> _Aim of the task_:
Gather every line that includes the word "name", please.

** start of Extracted records **

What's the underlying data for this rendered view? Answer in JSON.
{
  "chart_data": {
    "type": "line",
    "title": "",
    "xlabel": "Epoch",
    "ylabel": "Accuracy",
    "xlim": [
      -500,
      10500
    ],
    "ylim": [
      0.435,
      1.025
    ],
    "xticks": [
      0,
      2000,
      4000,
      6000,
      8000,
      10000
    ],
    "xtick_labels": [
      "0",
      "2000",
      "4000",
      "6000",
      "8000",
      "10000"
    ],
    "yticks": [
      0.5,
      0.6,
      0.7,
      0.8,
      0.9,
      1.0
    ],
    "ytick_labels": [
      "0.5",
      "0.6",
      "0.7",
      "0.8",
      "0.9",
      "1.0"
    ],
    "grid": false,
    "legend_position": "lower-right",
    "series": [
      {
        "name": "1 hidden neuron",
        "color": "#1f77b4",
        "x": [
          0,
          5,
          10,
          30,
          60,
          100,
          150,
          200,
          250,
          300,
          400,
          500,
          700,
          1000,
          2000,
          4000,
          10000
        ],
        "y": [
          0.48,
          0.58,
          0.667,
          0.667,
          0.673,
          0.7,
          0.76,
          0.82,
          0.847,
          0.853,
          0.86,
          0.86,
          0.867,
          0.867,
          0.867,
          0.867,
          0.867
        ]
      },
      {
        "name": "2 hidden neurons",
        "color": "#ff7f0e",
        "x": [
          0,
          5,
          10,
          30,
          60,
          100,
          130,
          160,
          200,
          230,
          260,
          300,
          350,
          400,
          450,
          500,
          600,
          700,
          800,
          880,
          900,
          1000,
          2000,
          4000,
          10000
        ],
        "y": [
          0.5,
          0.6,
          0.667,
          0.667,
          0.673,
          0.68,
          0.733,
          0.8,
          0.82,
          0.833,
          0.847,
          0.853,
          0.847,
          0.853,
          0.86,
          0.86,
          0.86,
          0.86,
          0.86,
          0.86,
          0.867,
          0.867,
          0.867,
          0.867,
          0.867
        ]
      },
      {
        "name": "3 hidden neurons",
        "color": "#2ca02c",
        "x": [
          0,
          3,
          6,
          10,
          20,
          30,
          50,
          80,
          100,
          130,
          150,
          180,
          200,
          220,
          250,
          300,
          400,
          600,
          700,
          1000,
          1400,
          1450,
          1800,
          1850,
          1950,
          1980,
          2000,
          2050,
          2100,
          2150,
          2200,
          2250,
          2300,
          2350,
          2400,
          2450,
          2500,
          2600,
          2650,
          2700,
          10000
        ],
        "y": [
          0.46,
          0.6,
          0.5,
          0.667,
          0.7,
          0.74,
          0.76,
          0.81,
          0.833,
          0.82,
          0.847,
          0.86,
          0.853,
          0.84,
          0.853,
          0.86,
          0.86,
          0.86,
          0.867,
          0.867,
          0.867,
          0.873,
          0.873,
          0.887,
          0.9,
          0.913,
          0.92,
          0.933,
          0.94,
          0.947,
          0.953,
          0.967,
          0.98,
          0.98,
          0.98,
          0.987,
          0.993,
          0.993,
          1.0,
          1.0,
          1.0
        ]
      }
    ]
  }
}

** end of Extracted records **

> _Correct answer_:
        "name": "1 hidden neuron",
        "name": "2 hidden neurons",
        "name": "3 hidden neurons",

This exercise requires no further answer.